### WHAT YOU WILL DO
Exclude all pictures, then copy each of the records exactly as written.

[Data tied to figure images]
★ ★ ★

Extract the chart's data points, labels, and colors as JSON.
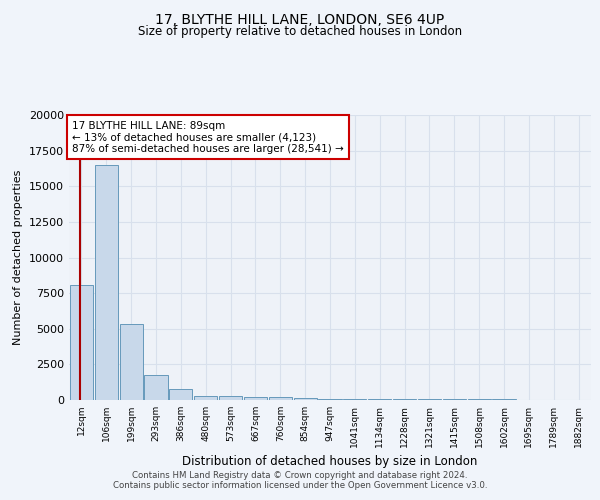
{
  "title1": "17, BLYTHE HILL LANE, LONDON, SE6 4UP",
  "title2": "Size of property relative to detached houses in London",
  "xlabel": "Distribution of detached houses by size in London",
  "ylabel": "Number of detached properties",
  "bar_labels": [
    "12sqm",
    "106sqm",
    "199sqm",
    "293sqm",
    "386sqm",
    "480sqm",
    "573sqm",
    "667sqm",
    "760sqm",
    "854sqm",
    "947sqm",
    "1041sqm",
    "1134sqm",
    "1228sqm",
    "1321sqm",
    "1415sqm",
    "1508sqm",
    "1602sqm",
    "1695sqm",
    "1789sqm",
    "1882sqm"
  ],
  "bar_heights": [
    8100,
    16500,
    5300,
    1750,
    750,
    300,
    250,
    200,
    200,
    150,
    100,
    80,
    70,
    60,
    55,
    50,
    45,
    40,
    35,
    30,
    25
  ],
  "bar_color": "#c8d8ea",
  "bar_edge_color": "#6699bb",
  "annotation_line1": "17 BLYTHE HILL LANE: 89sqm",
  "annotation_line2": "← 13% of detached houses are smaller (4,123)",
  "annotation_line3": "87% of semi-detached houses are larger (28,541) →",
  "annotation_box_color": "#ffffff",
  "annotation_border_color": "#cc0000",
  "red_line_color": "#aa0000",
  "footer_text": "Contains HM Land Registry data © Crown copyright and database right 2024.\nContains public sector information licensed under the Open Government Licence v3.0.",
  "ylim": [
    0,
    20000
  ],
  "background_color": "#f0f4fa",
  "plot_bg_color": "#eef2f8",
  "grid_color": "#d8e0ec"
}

★ ★ ★

### WRITTEN REPLY
Extract the chart's data points, labels, and colors as JSON.
{
  "title1": "17, BLYTHE HILL LANE, LONDON, SE6 4UP",
  "title2": "Size of property relative to detached houses in London",
  "xlabel": "Distribution of detached houses by size in London",
  "ylabel": "Number of detached properties",
  "bar_labels": [
    "12sqm",
    "106sqm",
    "199sqm",
    "293sqm",
    "386sqm",
    "480sqm",
    "573sqm",
    "667sqm",
    "760sqm",
    "854sqm",
    "947sqm",
    "1041sqm",
    "1134sqm",
    "1228sqm",
    "1321sqm",
    "1415sqm",
    "1508sqm",
    "1602sqm",
    "1695sqm",
    "1789sqm",
    "1882sqm"
  ],
  "bar_heights": [
    8100,
    16500,
    5300,
    1750,
    750,
    300,
    250,
    200,
    200,
    150,
    100,
    80,
    70,
    60,
    55,
    50,
    45,
    40,
    35,
    30,
    25
  ],
  "bar_color": "#c8d8ea",
  "bar_edge_color": "#6699bb",
  "annotation_line1": "17 BLYTHE HILL LANE: 89sqm",
  "annotation_line2": "← 13% of detached houses are smaller (4,123)",
  "annotation_line3": "87% of semi-detached houses are larger (28,541) →",
  "annotation_box_color": "#ffffff",
  "annotation_border_color": "#cc0000",
  "red_line_color": "#aa0000",
  "footer_text": "Contains HM Land Registry data © Crown copyright and database right 2024.\nContains public sector information licensed under the Open Government Licence v3.0.",
  "ylim": [
    0,
    20000
  ],
  "background_color": "#f0f4fa",
  "plot_bg_color": "#eef2f8",
  "grid_color": "#d8e0ec"
}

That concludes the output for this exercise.